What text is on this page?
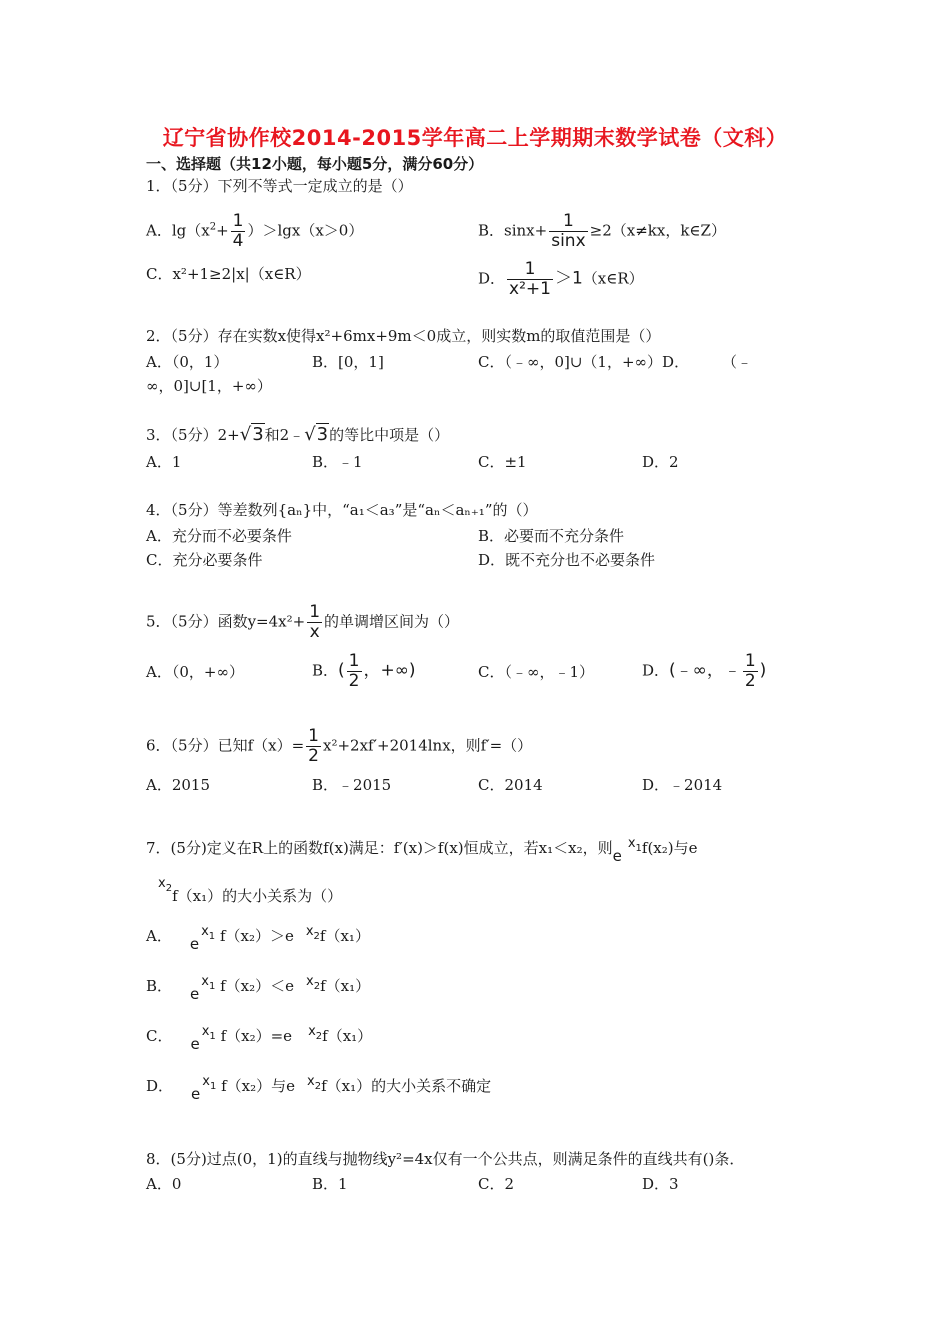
辽宁省协作校2014-2015学年高二上学期期末数学试卷（文科）
一、选择题（共12小题，每小题5分，满分60分）
1．（5分）下列不等式一定成立的是（）
A．$\lg(x^2+ \frac{1}{4} )>\lg x(x>0)$	B．$\sin x+ \frac{1}{\sin x} \ge 2(x\ne kx$，k∈Z）
C．x²+1≥2|x|（x∈R）	D． $\frac{1}{\text{x²+1}}$ ＞1（x∈R）
2．（5分）存在实数x使得x²+6mx+9m＜0成立，则实数m的取值范围是（）
A．（0，1）	B．[0，1]	C．（﹣∞，0]∪（1，+∞）D． （﹣
∞，0]∪[1，+∞）
3．（5分）2+√3和2﹣√3的等比中项是（）
A．1	B．﹣1	C．±1	D．2
4．（5分）等差数列{aₙ}中，“a₁＜a₃”是“aₙ＜aₙ₊₁”的（）
A．充分而不必要条件	B．必要而不充分条件
C．充分必要条件	D．既不充分也不必要条件
5．（5分）函数$y=4x^2+ \frac{1}{x}$ 的单调增区间为（）
A．（0，+∞）	B．( $\frac{1}{2}$ ，+∞)	C．（﹣∞，﹣1）	D．(﹣∞，﹣ $\frac{1}{2}$ )
6．（5分）已知$f(x)= \frac{1}{2} x^2+2xf'+2014\ln x$，则f′=（）
A．2015	B．﹣2015	C．2014	D．﹣2014
7．(5分)定义在R上的函数f(x)满足：f′(x)＞f(x)恒成立，若x₁＜x₂，则ex1f(x₂)与e
x2f（x₁）的大小关系为（）
A． ex1 f（x₂）＞e x2f（x₁）
B． ex1 f（x₂）＜e x2f（x₁）
C． ex1 f（x₂）=e x2f（x₁）
D． ex1 f（x₂）与e x2f（x₁）的大小关系不确定
8．(5分)过点(0，1)的直线与抛物线y²=4x仅有一个公共点，则满足条件的直线共有()条．
A．0	B．1	C．2	D．3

________________________

Exercise
Output all of the records exactly as they appear above, but not the pictures.

Exercise output
What text is on this page?
辽宁省协作校2014-2015学年高二上学期期末数学试卷（文科）
一、选择题（共12小题，每小题5分，满分60分）
1．（5分）下列不等式一定成立的是（）
A．$\lg(x^2+ \frac{1}{4} )>\lg x(x>0)$	B．$\sin x+ \frac{1}{\sin x} \ge 2(x\ne kx$，k∈Z）
C．x²+1≥2|x|（x∈R）	D． $\frac{1}{\text{x²+1}}$ ＞1（x∈R）
2．（5分）存在实数x使得x²+6mx+9m＜0成立，则实数m的取值范围是（）
A．（0，1）	B．[0，1]	C．（﹣∞，0]∪（1，+∞）D． （﹣
∞，0]∪[1，+∞）
3．（5分）2+√3和2﹣√3的等比中项是（）
A．1	B．﹣1	C．±1	D．2
4．（5分）等差数列{aₙ}中，“a₁＜a₃”是“aₙ＜aₙ₊₁”的（）
A．充分而不必要条件	B．必要而不充分条件
C．充分必要条件	D．既不充分也不必要条件
5．（5分）函数$y=4x^2+ \frac{1}{x}$ 的单调增区间为（）
A．（0，+∞）	B．( $\frac{1}{2}$ ，+∞)	C．（﹣∞，﹣1）	D．(﹣∞，﹣ $\frac{1}{2}$ )
6．（5分）已知$f(x)= \frac{1}{2} x^2+2xf'+2014\ln x$，则f′=（）
A．2015	B．﹣2015	C．2014	D．﹣2014
7．(5分)定义在R上的函数f(x)满足：f′(x)＞f(x)恒成立，若x₁＜x₂，则ex1f(x₂)与e
x2f（x₁）的大小关系为（）
A． ex1 f（x₂）＞e x2f（x₁）
B． ex1 f（x₂）＜e x2f（x₁）
C． ex1 f（x₂）=e x2f（x₁）
D． ex1 f（x₂）与e x2f（x₁）的大小关系不确定
8．(5分)过点(0，1)的直线与抛物线y²=4x仅有一个公共点，则满足条件的直线共有()条．
A．0	B．1	C．2	D．3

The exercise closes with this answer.